EXERCISE GOAL: Extract every line where the string "operator" appears.

*** RECORDS PROVIDED

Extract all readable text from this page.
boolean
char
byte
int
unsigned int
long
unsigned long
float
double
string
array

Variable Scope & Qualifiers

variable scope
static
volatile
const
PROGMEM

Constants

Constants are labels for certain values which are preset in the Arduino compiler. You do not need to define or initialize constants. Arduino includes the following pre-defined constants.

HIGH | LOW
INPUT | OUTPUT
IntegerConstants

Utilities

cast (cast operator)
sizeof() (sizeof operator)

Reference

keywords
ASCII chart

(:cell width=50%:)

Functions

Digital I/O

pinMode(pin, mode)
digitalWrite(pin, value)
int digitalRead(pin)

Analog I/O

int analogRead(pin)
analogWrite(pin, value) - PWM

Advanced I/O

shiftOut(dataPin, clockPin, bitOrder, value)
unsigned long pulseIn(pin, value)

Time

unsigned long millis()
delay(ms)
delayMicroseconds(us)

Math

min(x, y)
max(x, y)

******

FINISHED TASK:
cast (cast operator)
sizeof() (sizeof operator)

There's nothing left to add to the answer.